Records for processing:
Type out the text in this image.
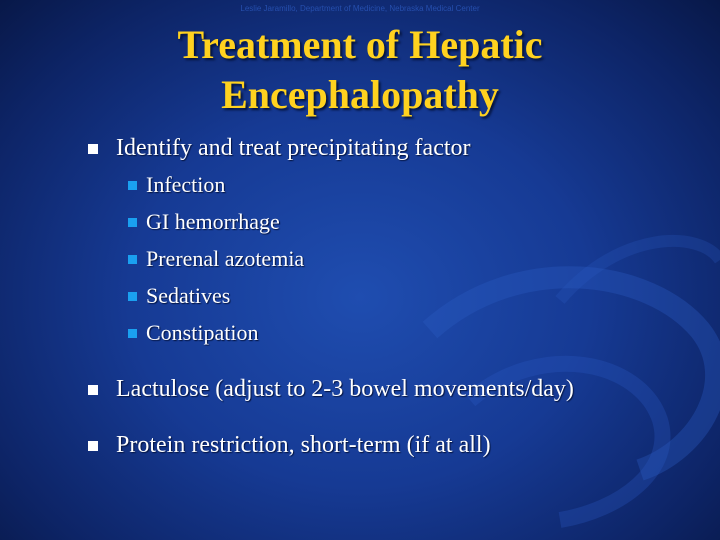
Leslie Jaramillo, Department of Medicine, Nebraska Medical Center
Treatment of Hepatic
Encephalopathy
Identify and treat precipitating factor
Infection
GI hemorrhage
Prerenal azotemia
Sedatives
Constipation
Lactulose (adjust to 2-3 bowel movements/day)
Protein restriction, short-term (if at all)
* * *
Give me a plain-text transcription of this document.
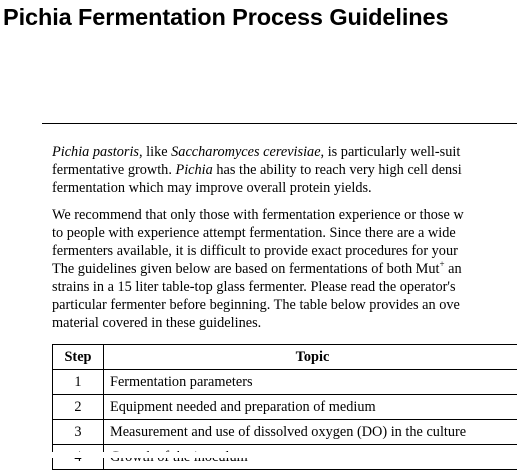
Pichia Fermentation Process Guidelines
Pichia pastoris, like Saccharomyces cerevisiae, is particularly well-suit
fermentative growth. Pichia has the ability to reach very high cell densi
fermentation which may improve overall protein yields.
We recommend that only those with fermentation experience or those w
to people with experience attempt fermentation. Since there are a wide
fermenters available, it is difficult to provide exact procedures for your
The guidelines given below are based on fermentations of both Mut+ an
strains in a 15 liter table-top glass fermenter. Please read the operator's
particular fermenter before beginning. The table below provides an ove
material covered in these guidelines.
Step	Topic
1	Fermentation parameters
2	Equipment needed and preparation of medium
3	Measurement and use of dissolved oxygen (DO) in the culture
--
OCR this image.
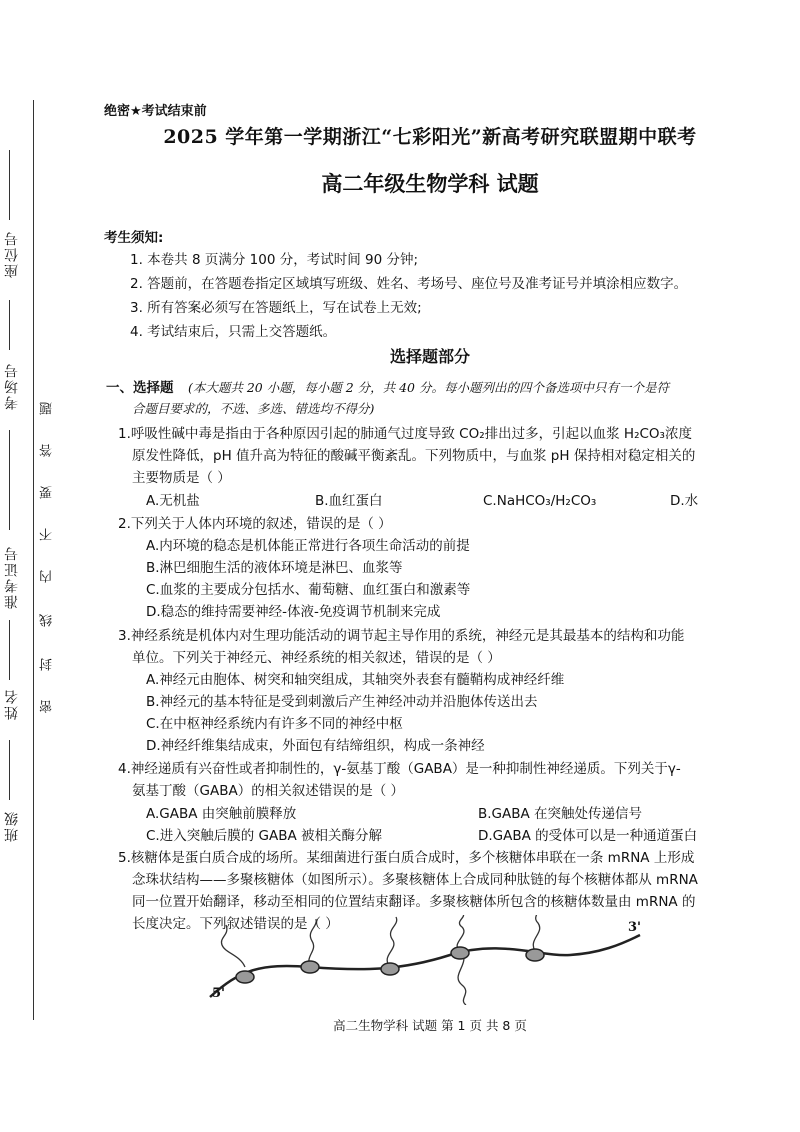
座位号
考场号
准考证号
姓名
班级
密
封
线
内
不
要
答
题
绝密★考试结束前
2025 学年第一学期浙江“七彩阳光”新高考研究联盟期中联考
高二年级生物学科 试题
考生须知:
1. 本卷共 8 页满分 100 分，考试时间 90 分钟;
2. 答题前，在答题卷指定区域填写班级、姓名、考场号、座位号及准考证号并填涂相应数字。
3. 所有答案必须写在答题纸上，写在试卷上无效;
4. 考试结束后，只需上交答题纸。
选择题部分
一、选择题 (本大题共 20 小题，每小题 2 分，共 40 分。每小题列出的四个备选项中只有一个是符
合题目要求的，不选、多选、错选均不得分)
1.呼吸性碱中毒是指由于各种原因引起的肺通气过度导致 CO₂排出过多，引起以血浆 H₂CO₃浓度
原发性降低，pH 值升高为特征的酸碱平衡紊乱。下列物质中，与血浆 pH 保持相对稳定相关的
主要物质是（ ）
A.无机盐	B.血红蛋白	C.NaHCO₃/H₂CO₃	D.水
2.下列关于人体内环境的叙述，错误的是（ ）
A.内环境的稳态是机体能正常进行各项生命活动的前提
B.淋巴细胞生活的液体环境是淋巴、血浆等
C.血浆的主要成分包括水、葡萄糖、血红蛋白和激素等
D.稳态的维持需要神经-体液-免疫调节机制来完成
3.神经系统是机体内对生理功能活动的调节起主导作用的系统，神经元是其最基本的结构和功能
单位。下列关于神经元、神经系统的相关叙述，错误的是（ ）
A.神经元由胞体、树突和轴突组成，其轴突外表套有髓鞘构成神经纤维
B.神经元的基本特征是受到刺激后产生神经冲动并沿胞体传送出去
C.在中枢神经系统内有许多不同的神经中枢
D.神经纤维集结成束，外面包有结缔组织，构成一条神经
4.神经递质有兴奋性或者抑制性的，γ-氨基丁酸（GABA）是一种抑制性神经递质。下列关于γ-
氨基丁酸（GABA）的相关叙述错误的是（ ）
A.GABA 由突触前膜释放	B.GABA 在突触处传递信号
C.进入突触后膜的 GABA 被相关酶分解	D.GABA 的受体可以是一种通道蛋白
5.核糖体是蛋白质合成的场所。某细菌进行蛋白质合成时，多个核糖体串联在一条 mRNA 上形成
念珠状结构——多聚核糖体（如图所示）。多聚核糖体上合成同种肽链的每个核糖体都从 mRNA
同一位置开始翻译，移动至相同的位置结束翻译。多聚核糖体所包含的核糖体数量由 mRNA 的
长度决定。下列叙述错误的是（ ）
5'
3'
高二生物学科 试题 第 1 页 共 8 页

Work task:
Scan the lines above for the word "table", then copy each line that has it.

Answer to this problem:
strains in a 15 liter table-top glass fermenter. Please read the operator's
particular fermenter before beginning. The table below provides an ove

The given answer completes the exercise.